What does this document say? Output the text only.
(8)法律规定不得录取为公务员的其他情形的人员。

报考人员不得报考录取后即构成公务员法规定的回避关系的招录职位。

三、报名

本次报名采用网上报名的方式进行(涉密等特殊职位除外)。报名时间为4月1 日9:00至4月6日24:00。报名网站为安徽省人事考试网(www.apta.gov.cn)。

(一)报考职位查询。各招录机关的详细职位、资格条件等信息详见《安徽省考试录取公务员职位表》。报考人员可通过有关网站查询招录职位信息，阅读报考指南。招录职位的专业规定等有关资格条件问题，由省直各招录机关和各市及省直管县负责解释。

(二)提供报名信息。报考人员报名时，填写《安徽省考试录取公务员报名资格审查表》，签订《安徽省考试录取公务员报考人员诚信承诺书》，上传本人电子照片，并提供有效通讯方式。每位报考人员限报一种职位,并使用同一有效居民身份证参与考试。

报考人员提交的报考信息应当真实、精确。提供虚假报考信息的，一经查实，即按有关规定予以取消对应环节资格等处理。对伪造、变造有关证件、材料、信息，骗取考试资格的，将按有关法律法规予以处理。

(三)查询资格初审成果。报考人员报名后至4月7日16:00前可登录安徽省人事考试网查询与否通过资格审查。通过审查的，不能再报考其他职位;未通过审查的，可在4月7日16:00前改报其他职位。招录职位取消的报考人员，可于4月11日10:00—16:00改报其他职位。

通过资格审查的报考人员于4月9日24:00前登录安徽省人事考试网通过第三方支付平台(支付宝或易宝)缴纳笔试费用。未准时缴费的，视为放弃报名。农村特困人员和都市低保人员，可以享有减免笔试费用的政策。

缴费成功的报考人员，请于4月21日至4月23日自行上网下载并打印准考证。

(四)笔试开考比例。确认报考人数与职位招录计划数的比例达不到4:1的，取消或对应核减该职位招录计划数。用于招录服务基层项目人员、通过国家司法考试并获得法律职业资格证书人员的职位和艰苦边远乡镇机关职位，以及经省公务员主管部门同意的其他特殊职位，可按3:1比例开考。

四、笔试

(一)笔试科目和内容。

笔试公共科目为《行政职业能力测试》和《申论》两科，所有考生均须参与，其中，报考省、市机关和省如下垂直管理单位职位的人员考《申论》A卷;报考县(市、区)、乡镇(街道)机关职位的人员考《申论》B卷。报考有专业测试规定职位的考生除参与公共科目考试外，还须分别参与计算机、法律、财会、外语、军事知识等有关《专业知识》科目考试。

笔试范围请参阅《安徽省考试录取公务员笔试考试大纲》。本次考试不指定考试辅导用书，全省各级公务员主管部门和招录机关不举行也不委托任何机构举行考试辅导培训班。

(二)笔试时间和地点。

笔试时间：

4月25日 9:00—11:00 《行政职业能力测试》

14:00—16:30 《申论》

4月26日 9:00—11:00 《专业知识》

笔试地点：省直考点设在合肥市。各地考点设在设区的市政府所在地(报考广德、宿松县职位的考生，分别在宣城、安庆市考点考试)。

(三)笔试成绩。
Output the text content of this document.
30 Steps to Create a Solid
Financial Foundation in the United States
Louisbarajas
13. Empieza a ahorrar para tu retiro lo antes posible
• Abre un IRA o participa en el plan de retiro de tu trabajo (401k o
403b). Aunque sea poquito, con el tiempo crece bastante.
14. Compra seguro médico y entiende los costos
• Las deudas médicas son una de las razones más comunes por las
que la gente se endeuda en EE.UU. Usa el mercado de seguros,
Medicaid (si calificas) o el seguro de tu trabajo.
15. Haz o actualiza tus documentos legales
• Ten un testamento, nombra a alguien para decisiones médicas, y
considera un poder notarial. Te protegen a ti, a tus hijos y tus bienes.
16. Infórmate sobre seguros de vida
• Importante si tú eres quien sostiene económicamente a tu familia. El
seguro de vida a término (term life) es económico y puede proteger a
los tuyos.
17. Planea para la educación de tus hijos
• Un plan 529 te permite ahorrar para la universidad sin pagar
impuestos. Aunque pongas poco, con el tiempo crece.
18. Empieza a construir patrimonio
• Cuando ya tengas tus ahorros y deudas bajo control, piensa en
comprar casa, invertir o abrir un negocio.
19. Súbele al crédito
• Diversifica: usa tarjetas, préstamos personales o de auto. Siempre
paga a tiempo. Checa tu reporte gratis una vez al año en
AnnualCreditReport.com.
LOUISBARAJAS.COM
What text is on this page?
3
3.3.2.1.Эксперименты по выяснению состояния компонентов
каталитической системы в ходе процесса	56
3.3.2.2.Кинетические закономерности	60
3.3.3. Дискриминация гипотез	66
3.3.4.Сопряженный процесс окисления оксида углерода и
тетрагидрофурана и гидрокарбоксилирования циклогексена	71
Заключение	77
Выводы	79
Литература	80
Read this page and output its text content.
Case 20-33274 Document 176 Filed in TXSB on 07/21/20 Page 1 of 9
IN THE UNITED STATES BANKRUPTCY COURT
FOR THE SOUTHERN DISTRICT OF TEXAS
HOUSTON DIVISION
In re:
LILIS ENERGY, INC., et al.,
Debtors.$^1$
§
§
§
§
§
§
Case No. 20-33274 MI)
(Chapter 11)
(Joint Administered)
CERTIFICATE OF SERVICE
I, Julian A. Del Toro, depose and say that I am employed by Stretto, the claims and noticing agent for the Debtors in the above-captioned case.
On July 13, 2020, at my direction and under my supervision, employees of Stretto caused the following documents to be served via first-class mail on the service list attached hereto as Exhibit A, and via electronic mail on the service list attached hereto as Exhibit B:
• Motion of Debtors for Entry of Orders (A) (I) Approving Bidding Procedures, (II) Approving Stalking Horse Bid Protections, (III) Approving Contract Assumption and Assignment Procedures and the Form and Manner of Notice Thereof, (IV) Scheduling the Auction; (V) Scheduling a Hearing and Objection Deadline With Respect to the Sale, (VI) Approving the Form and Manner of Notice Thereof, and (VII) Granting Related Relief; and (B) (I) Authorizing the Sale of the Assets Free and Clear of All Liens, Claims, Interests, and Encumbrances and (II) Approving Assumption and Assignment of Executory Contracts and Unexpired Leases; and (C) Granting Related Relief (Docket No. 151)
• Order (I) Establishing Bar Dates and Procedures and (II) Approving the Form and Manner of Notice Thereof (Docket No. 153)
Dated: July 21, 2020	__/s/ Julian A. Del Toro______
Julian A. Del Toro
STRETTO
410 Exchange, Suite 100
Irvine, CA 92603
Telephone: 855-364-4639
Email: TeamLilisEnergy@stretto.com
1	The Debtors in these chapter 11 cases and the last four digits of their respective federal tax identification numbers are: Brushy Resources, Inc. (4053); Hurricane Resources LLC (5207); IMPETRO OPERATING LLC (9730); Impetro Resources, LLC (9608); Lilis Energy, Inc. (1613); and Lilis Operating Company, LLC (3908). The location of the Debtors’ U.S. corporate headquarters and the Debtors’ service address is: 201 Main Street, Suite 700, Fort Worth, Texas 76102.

_____

→ What is expected
Tally the lines in these entries that have the string "crece" in them, then answer with the count and nothing else.

→ Response to this exercise
2